OBJECTIVE: Exact reproduction of the data is required, with images excluded.

--- start RECORDS FOR PROCESSING ---

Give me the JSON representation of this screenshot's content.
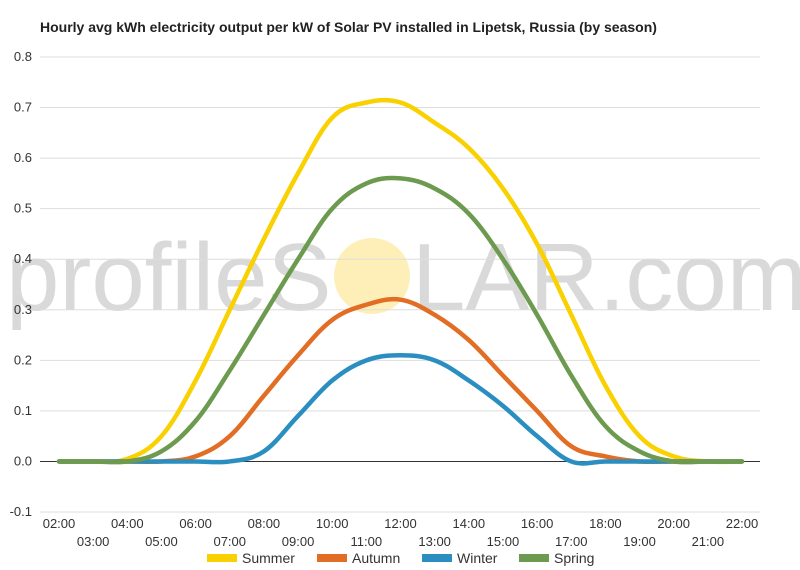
{
  "watermark": {
    "part1": "profileS",
    "part2": "LAR.com",
    "sun_color": "#fde9a0"
  },
  "chart_data": {
    "type": "line",
    "title": "Hourly avg kWh electricity output per kW of Solar PV installed in Lipetsk, Russia (by season)",
    "xlabel": "",
    "ylabel": "",
    "ylim": [
      -0.1,
      0.8
    ],
    "yticks": [
      -0.1,
      0.0,
      0.1,
      0.2,
      0.3,
      0.4,
      0.5,
      0.6,
      0.7,
      0.8
    ],
    "ytick_labels": [
      "-0.1",
      "0.0",
      "0.1",
      "0.2",
      "0.3",
      "0.4",
      "0.5",
      "0.6",
      "0.7",
      "0.8"
    ],
    "grid": true,
    "legend_position": "bottom",
    "categories": [
      "02:00",
      "03:00",
      "04:00",
      "05:00",
      "06:00",
      "07:00",
      "08:00",
      "09:00",
      "10:00",
      "11:00",
      "12:00",
      "13:00",
      "14:00",
      "15:00",
      "16:00",
      "17:00",
      "18:00",
      "19:00",
      "20:00",
      "21:00",
      "22:00"
    ],
    "series": [
      {
        "name": "Summer",
        "color": "#f9d000",
        "values": [
          0,
          0,
          0.005,
          0.05,
          0.16,
          0.3,
          0.44,
          0.57,
          0.68,
          0.71,
          0.71,
          0.67,
          0.62,
          0.54,
          0.43,
          0.29,
          0.15,
          0.05,
          0.01,
          0,
          0
        ]
      },
      {
        "name": "Autumn",
        "color": "#e26d24",
        "values": [
          0,
          0,
          0,
          0,
          0.01,
          0.05,
          0.13,
          0.21,
          0.28,
          0.31,
          0.32,
          0.29,
          0.24,
          0.17,
          0.1,
          0.03,
          0.01,
          0,
          0,
          0,
          0
        ]
      },
      {
        "name": "Winter",
        "color": "#2a8fc0",
        "values": [
          0,
          0,
          0,
          0,
          0,
          0,
          0.02,
          0.09,
          0.16,
          0.2,
          0.21,
          0.2,
          0.16,
          0.11,
          0.05,
          0,
          0,
          0,
          0,
          0,
          0
        ]
      },
      {
        "name": "Spring",
        "color": "#6c9a4e",
        "values": [
          0,
          0,
          0,
          0.02,
          0.08,
          0.18,
          0.29,
          0.4,
          0.5,
          0.55,
          0.56,
          0.54,
          0.49,
          0.4,
          0.29,
          0.17,
          0.07,
          0.02,
          0,
          0,
          0
        ]
      }
    ]
  }
}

--- end RECORDS FOR PROCESSING ---

ANSWER FOR THE TASK:
Give me the JSON representation of this screenshot's content.
{
  "watermark": {
    "part1": "profileS",
    "part2": "LAR.com",
    "sun_color": "#fde9a0"
  },
  "chart_data": {
    "type": "line",
    "title": "Hourly avg kWh electricity output per kW of Solar PV installed in Lipetsk, Russia (by season)",
    "xlabel": "",
    "ylabel": "",
    "ylim": [
      -0.1,
      0.8
    ],
    "yticks": [
      -0.1,
      0.0,
      0.1,
      0.2,
      0.3,
      0.4,
      0.5,
      0.6,
      0.7,
      0.8
    ],
    "ytick_labels": [
      "-0.1",
      "0.0",
      "0.1",
      "0.2",
      "0.3",
      "0.4",
      "0.5",
      "0.6",
      "0.7",
      "0.8"
    ],
    "grid": true,
    "legend_position": "bottom",
    "categories": [
      "02:00",
      "03:00",
      "04:00",
      "05:00",
      "06:00",
      "07:00",
      "08:00",
      "09:00",
      "10:00",
      "11:00",
      "12:00",
      "13:00",
      "14:00",
      "15:00",
      "16:00",
      "17:00",
      "18:00",
      "19:00",
      "20:00",
      "21:00",
      "22:00"
    ],
    "series": [
      {
        "name": "Summer",
        "color": "#f9d000",
        "values": [
          0,
          0,
          0.005,
          0.05,
          0.16,
          0.3,
          0.44,
          0.57,
          0.68,
          0.71,
          0.71,
          0.67,
          0.62,
          0.54,
          0.43,
          0.29,
          0.15,
          0.05,
          0.01,
          0,
          0
        ]
      },
      {
        "name": "Autumn",
        "color": "#e26d24",
        "values": [
          0,
          0,
          0,
          0,
          0.01,
          0.05,
          0.13,
          0.21,
          0.28,
          0.31,
          0.32,
          0.29,
          0.24,
          0.17,
          0.1,
          0.03,
          0.01,
          0,
          0,
          0,
          0
        ]
      },
      {
        "name": "Winter",
        "color": "#2a8fc0",
        "values": [
          0,
          0,
          0,
          0,
          0,
          0,
          0.02,
          0.09,
          0.16,
          0.2,
          0.21,
          0.2,
          0.16,
          0.11,
          0.05,
          0,
          0,
          0,
          0,
          0,
          0
        ]
      },
      {
        "name": "Spring",
        "color": "#6c9a4e",
        "values": [
          0,
          0,
          0,
          0.02,
          0.08,
          0.18,
          0.29,
          0.4,
          0.5,
          0.55,
          0.56,
          0.54,
          0.49,
          0.4,
          0.29,
          0.17,
          0.07,
          0.02,
          0,
          0,
          0
        ]
      }
    ]
  }
}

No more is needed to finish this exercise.